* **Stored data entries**
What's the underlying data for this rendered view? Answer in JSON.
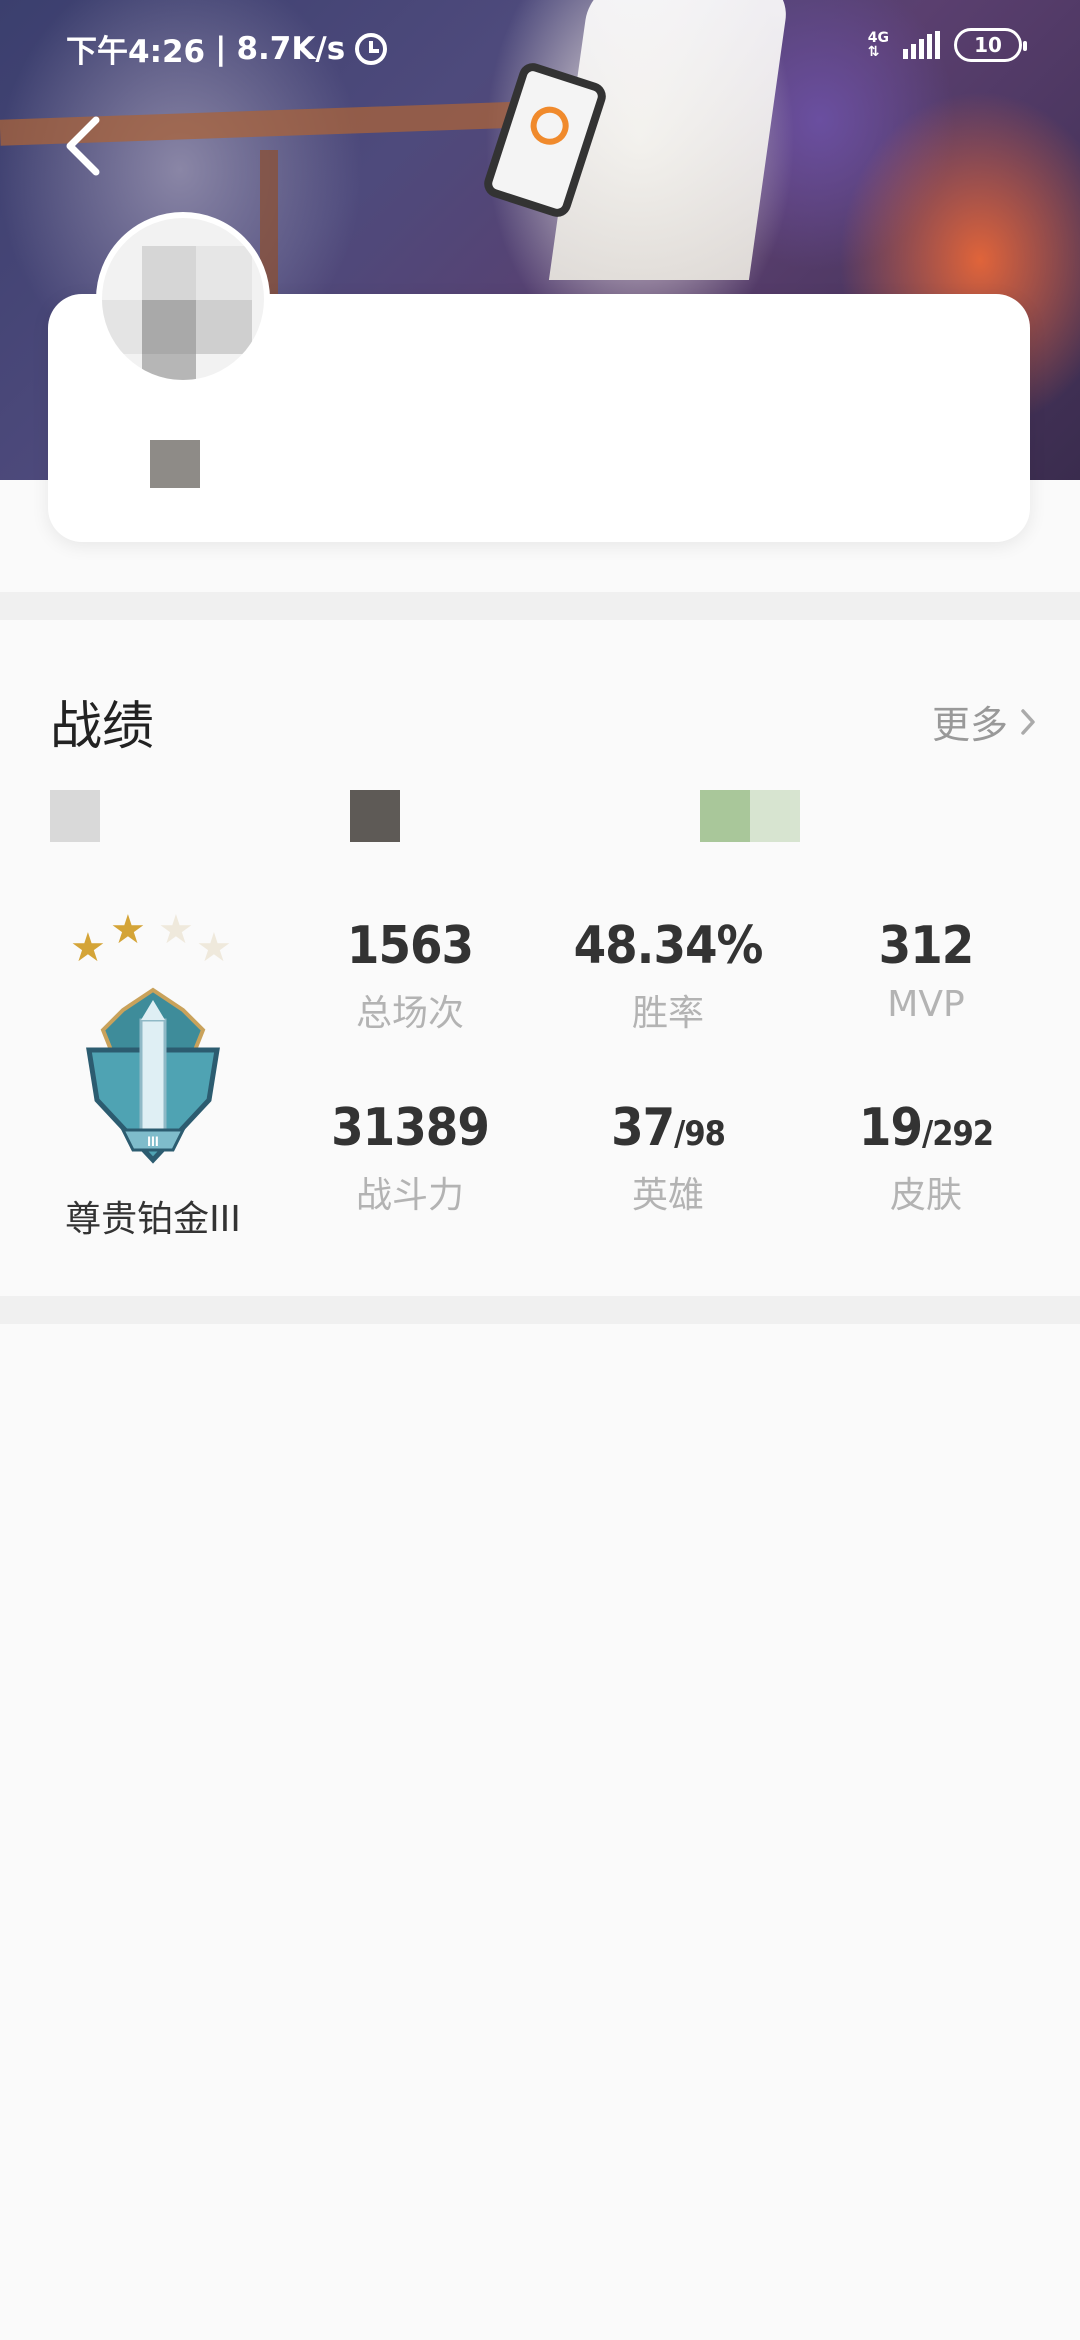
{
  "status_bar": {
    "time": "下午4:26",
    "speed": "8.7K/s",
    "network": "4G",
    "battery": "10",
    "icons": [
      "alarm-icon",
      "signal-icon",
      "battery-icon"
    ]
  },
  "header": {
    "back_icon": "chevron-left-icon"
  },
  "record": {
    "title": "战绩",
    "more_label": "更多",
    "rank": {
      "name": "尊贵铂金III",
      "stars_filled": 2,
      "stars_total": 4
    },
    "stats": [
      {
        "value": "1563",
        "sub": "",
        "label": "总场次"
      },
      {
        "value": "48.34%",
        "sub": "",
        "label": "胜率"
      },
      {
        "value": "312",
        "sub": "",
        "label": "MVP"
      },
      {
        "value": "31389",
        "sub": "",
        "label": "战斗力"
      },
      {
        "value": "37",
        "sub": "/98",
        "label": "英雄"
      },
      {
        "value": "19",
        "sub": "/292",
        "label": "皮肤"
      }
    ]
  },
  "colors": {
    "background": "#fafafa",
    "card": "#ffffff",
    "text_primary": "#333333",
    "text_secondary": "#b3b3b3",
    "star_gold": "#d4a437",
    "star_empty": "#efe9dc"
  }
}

--

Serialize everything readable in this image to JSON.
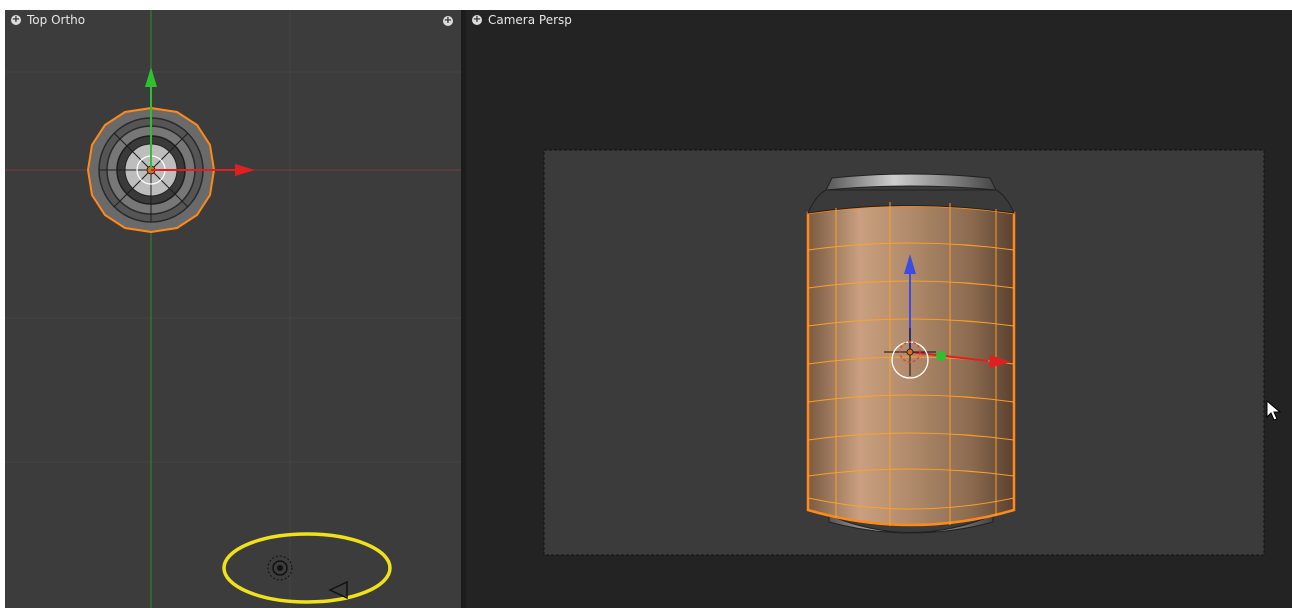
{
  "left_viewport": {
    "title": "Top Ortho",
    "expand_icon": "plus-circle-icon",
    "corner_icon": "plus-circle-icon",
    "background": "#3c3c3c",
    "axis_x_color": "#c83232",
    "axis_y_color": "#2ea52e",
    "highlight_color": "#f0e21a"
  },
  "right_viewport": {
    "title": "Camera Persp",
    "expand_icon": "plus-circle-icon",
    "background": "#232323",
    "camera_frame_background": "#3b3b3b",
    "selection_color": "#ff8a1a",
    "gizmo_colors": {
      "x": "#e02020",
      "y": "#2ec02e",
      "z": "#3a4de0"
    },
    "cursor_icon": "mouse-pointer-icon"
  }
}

* **YOUR GOAL**
Locate all lines holding the word "title", then copy them out.

* **SOLVED PROBLEM**
    "title": "战绩",
    "title": "Top Ortho",
    "title": "Camera Persp",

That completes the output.